**Aim**
Each entry should be quoted word for word, including every mark of punctuation.

**Records for the exercise**
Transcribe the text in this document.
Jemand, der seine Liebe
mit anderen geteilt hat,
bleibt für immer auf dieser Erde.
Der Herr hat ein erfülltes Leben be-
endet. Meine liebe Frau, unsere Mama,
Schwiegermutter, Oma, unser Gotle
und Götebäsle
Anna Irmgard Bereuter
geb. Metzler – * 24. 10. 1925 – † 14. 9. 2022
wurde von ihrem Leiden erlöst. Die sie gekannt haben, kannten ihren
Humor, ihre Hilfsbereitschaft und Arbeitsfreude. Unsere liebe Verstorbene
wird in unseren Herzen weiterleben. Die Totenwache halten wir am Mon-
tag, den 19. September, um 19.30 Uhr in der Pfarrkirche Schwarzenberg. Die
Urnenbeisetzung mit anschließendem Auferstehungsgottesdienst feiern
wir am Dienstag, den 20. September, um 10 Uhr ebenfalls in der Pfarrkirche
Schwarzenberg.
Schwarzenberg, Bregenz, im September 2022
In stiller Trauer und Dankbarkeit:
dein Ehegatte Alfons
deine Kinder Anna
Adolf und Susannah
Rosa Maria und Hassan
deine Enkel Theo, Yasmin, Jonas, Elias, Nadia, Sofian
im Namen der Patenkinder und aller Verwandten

**Answer to this problem**
Transcribe the text in this document.
Jemand, der seine Liebe
mit anderen geteilt hat,
bleibt für immer auf dieser Erde.
Der Herr hat ein erfülltes Leben be-
endet. Meine liebe Frau, unsere Mama,
Schwiegermutter, Oma, unser Gotle
und Götebäsle
Anna Irmgard Bereuter
geb. Metzler – * 24. 10. 1925 – † 14. 9. 2022
wurde von ihrem Leiden erlöst. Die sie gekannt haben, kannten ihren
Humor, ihre Hilfsbereitschaft und Arbeitsfreude. Unsere liebe Verstorbene
wird in unseren Herzen weiterleben. Die Totenwache halten wir am Mon-
tag, den 19. September, um 19.30 Uhr in der Pfarrkirche Schwarzenberg. Die
Urnenbeisetzung mit anschließendem Auferstehungsgottesdienst feiern
wir am Dienstag, den 20. September, um 10 Uhr ebenfalls in der Pfarrkirche
Schwarzenberg.
Schwarzenberg, Bregenz, im September 2022
In stiller Trauer und Dankbarkeit:
dein Ehegatte Alfons
deine Kinder Anna
Adolf und Susannah
Rosa Maria und Hassan
deine Enkel Theo, Yasmin, Jonas, Elias, Nadia, Sofian
im Namen der Patenkinder und aller Verwandten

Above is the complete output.